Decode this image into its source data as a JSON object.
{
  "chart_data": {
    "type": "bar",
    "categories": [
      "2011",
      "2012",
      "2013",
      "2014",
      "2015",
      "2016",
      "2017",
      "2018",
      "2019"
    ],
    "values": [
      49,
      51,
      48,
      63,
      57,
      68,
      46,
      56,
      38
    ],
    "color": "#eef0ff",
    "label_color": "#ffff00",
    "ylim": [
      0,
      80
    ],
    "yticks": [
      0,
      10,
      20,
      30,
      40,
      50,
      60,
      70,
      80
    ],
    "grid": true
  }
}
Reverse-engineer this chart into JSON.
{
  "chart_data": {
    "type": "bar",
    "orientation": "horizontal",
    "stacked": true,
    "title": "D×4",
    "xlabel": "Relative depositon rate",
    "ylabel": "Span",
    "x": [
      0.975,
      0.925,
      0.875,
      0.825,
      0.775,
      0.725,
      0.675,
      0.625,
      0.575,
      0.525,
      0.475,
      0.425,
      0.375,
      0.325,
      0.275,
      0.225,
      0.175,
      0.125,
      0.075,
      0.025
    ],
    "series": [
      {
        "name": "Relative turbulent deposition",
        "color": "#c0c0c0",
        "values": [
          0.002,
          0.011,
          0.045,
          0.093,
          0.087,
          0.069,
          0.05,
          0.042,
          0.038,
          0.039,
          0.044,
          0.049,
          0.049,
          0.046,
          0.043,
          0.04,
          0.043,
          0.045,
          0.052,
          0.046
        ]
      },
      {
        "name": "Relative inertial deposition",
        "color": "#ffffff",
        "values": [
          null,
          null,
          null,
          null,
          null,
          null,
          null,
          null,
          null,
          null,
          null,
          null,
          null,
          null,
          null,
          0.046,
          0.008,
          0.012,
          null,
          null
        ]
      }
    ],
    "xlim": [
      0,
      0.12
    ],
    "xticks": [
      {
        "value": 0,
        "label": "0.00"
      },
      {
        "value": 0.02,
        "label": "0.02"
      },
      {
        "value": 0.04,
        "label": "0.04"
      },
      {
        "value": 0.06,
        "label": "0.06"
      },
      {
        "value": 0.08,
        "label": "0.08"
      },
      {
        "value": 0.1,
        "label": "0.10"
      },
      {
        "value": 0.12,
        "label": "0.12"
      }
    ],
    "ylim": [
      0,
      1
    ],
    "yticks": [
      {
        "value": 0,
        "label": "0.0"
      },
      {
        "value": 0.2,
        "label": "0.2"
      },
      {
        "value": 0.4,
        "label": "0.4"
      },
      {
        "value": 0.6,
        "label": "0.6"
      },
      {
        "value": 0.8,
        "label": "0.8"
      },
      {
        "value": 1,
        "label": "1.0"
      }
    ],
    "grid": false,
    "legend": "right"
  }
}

◆ ◆ ◆ ◆ ◆ ◆ ◆

Take every line from the data that contains the word "Relative".

    "xlabel": "Relative depositon rate",
        "name": "Relative turbulent deposition",
        "name": "Relative inertial deposition",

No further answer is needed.